## Material for this task

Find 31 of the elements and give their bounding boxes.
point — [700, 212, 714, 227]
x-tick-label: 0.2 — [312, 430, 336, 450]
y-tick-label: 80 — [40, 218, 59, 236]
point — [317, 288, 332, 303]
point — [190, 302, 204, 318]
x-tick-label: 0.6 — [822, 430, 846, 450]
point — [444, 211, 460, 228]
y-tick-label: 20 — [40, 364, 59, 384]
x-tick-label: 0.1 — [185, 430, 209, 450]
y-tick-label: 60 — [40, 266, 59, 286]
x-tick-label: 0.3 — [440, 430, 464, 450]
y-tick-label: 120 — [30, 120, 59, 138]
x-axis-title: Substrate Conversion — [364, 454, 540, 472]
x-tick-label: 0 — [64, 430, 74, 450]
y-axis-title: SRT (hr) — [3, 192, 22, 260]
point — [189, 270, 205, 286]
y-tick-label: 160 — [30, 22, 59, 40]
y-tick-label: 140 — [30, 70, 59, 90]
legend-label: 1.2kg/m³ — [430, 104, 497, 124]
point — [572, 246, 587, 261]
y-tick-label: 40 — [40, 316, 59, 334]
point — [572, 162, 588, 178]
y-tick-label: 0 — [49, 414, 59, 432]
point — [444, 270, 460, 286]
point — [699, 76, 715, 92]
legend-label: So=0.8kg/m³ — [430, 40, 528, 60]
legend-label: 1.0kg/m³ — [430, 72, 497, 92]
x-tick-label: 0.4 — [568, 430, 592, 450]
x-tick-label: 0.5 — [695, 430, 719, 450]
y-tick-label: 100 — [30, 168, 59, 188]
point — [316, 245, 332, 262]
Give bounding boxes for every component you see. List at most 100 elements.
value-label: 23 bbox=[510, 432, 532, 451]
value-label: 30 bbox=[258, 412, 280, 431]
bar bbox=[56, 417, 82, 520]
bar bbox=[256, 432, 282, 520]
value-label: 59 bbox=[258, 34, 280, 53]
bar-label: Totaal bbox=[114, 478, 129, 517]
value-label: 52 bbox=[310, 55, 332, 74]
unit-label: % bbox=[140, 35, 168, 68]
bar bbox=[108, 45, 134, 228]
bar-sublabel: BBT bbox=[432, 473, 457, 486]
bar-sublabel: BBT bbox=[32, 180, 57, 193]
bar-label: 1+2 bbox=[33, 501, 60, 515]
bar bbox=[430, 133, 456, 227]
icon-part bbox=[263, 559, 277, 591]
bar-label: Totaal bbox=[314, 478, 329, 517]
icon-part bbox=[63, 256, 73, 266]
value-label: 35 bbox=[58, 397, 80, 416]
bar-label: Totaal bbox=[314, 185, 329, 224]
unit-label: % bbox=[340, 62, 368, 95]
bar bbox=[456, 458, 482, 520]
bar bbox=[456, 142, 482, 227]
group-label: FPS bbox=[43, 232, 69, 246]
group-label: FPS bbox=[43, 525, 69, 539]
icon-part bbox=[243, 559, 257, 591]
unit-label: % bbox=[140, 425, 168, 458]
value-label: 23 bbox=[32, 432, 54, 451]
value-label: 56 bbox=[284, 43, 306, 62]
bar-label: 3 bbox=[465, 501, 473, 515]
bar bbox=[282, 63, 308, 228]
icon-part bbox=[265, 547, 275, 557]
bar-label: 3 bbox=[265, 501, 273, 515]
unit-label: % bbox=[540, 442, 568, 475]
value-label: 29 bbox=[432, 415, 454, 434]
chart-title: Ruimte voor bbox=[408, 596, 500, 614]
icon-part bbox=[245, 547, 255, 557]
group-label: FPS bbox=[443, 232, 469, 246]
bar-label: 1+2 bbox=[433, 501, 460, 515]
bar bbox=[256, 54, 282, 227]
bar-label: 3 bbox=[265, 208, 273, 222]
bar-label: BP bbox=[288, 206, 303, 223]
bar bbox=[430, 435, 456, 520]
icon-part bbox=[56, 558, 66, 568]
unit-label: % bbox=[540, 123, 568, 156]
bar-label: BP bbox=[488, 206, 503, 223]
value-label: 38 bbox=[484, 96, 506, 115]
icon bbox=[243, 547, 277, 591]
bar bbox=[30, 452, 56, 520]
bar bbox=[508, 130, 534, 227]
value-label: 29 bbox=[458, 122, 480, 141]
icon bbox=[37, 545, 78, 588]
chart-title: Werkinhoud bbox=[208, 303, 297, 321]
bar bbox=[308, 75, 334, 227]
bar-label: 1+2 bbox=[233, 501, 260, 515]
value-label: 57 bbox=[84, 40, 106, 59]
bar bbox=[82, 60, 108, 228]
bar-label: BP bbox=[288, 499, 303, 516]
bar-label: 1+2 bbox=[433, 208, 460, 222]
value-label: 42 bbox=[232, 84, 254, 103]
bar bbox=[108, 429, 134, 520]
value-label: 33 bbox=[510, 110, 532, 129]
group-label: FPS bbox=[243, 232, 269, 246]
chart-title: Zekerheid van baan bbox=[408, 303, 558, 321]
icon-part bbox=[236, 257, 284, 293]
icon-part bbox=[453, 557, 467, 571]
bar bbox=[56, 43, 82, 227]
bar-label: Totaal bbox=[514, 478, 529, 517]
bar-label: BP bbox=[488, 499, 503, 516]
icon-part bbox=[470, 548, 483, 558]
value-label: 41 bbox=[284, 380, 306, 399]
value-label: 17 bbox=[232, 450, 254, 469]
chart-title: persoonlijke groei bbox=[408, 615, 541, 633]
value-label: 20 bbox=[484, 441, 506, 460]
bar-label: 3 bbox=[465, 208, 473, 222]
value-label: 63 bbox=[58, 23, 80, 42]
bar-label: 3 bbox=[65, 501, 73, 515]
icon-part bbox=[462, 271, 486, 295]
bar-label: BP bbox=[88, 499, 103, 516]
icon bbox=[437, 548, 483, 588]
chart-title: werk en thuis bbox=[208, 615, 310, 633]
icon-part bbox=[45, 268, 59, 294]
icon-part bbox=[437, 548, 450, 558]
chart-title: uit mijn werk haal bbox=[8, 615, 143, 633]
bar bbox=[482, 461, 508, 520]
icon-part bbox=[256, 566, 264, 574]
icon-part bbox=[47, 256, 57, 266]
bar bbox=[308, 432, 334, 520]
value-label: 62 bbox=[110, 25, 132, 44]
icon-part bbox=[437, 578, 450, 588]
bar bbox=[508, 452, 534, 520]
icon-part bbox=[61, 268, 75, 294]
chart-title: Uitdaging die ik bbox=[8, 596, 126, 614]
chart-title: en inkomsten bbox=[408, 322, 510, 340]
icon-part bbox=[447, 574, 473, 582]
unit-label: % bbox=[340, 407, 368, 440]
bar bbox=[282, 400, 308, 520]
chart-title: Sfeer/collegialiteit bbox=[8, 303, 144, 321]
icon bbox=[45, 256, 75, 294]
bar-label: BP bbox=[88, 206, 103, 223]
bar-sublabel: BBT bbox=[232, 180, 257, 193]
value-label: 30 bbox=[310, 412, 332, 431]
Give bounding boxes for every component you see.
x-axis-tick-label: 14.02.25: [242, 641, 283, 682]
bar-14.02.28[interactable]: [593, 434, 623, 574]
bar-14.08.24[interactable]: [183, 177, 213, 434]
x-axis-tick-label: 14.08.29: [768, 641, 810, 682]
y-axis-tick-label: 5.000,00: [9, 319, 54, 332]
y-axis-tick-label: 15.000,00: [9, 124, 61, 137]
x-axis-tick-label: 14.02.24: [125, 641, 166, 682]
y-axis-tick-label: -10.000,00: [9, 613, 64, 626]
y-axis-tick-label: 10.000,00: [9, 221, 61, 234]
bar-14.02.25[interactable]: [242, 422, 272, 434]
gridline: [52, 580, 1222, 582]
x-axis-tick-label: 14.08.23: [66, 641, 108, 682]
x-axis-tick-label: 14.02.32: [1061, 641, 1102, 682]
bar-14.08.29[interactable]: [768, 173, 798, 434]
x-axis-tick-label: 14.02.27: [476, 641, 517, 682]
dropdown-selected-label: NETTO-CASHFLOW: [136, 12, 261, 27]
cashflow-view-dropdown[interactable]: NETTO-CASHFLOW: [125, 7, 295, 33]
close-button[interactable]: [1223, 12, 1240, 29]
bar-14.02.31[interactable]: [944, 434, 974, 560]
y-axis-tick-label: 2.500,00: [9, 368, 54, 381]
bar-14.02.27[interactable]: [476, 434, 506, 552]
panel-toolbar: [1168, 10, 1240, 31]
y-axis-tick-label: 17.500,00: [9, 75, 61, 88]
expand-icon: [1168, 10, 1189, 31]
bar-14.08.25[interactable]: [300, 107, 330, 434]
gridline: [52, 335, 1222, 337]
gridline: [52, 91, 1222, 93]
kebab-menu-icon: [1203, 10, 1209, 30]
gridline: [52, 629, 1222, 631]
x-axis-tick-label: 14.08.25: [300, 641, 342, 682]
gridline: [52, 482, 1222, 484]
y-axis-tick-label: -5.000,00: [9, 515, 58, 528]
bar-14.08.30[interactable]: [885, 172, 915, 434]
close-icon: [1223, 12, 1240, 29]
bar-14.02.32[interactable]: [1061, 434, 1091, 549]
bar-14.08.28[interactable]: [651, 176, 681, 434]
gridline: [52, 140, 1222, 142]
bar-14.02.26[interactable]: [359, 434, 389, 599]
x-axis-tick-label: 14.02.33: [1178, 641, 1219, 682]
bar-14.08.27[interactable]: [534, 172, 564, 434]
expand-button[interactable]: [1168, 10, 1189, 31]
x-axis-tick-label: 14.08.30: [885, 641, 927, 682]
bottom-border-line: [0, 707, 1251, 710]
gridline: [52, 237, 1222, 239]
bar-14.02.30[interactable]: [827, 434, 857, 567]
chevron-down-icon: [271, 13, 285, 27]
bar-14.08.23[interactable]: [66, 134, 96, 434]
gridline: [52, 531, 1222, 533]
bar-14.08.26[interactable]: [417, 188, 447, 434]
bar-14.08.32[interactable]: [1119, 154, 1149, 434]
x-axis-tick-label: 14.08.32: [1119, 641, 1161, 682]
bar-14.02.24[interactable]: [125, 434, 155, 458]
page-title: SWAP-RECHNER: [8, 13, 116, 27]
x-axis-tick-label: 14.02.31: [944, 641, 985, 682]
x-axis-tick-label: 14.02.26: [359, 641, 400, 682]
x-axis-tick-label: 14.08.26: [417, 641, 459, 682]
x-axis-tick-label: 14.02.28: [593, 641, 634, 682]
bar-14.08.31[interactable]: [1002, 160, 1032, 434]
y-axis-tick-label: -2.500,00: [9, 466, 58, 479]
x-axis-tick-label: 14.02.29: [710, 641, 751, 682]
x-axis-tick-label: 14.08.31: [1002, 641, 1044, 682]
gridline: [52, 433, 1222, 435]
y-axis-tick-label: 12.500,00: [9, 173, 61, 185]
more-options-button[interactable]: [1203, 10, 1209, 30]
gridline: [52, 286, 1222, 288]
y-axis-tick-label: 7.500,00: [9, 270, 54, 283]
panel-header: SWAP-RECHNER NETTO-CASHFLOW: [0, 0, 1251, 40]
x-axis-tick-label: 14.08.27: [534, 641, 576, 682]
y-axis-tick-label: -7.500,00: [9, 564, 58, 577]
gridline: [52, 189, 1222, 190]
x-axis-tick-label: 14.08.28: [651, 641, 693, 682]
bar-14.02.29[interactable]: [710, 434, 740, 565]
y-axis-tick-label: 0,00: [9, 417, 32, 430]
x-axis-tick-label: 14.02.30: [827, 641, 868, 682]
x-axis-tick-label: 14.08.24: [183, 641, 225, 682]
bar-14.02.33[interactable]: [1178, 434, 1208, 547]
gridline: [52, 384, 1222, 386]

## Your objective
Please update the entries from the start through the line containing "point — [699, 76, 715, 92]", replacing "x-tick-label" with "x-axis-label" and leaving everything else unchanged.

## Exercise solution
Find 31 of the elements and give their bounding boxes.
point — [700, 212, 714, 227]
x-axis-label: 0.2 — [312, 430, 336, 450]
y-tick-label: 80 — [40, 218, 59, 236]
point — [317, 288, 332, 303]
point — [190, 302, 204, 318]
x-axis-label: 0.6 — [822, 430, 846, 450]
point — [444, 211, 460, 228]
y-tick-label: 20 — [40, 364, 59, 384]
x-axis-label: 0.1 — [185, 430, 209, 450]
y-tick-label: 60 — [40, 266, 59, 286]
x-axis-label: 0.3 — [440, 430, 464, 450]
y-tick-label: 120 — [30, 120, 59, 138]
x-axis-title: Substrate Conversion — [364, 454, 540, 472]
x-axis-label: 0 — [64, 430, 74, 450]
y-axis-title: SRT (hr) — [3, 192, 22, 260]
point — [189, 270, 205, 286]
y-tick-label: 160 — [30, 22, 59, 40]
y-tick-label: 140 — [30, 70, 59, 90]
legend-label: 1.2kg/m³ — [430, 104, 497, 124]
point — [572, 246, 587, 261]
y-tick-label: 40 — [40, 316, 59, 334]
point — [572, 162, 588, 178]
y-tick-label: 0 — [49, 414, 59, 432]
point — [444, 270, 460, 286]
point — [699, 76, 715, 92]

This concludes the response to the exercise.